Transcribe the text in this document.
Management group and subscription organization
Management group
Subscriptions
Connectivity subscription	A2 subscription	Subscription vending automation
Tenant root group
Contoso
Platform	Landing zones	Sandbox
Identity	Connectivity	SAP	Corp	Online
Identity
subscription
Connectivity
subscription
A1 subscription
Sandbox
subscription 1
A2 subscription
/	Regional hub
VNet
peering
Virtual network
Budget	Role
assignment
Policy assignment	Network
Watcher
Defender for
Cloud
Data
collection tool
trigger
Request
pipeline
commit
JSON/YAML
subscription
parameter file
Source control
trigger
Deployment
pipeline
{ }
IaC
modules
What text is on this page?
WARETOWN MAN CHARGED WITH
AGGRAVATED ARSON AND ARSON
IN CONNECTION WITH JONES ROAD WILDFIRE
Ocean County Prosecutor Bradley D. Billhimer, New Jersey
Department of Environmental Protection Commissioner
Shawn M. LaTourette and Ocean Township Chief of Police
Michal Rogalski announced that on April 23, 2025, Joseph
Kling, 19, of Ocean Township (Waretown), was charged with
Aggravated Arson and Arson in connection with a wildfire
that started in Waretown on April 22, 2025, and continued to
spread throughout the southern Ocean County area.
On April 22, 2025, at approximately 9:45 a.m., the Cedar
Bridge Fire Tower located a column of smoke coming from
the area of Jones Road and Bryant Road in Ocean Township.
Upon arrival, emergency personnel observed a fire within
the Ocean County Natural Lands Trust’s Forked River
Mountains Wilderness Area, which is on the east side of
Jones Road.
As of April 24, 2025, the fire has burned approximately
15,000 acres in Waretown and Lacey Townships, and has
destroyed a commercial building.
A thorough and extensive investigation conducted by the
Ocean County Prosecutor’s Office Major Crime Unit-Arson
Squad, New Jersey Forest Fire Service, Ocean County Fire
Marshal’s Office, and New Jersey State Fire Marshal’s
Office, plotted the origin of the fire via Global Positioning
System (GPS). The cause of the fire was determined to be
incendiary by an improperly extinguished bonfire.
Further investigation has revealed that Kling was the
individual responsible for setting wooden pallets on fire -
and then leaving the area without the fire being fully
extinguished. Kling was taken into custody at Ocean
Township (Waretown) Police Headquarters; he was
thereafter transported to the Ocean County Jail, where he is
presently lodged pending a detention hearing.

● REQUIRED WORK: Reproduce each entry exactly, leaving out nothing.

● RESPONSE TO THE TASK:
Transcribe the text in this document.
Management group and subscription organization
Management group
Subscriptions
Connectivity subscription	A2 subscription	Subscription vending automation
Tenant root group
Contoso
Platform	Landing zones	Sandbox
Identity	Connectivity	SAP	Corp	Online
Identity
subscription
Connectivity
subscription
A1 subscription
Sandbox
subscription 1
A2 subscription
/	Regional hub
VNet
peering
Virtual network
Budget	Role
assignment
Policy assignment	Network
Watcher
Defender for
Cloud
Data
collection tool
trigger
Request
pipeline
commit
JSON/YAML
subscription
parameter file
Source control
trigger
Deployment
pipeline
{ }
IaC
modules
What text is on this page?
WARETOWN MAN CHARGED WITH
AGGRAVATED ARSON AND ARSON
IN CONNECTION WITH JONES ROAD WILDFIRE
Ocean County Prosecutor Bradley D. Billhimer, New Jersey
Department of Environmental Protection Commissioner
Shawn M. LaTourette and Ocean Township Chief of Police
Michal Rogalski announced that on April 23, 2025, Joseph
Kling, 19, of Ocean Township (Waretown), was charged with
Aggravated Arson and Arson in connection with a wildfire
that started in Waretown on April 22, 2025, and continued to
spread throughout the southern Ocean County area.
On April 22, 2025, at approximately 9:45 a.m., the Cedar
Bridge Fire Tower located a column of smoke coming from
the area of Jones Road and Bryant Road in Ocean Township.
Upon arrival, emergency personnel observed a fire within
the Ocean County Natural Lands Trust’s Forked River
Mountains Wilderness Area, which is on the east side of
Jones Road.
As of April 24, 2025, the fire has burned approximately
15,000 acres in Waretown and Lacey Townships, and has
destroyed a commercial building.
A thorough and extensive investigation conducted by the
Ocean County Prosecutor’s Office Major Crime Unit-Arson
Squad, New Jersey Forest Fire Service, Ocean County Fire
Marshal’s Office, and New Jersey State Fire Marshal’s
Office, plotted the origin of the fire via Global Positioning
System (GPS). The cause of the fire was determined to be
incendiary by an improperly extinguished bonfire.
Further investigation has revealed that Kling was the
individual responsible for setting wooden pallets on fire -
and then leaving the area without the fire being fully
extinguished. Kling was taken into custody at Ocean
Township (Waretown) Police Headquarters; he was
thereafter transported to the Ocean County Jail, where he is
presently lodged pending a detention hearing.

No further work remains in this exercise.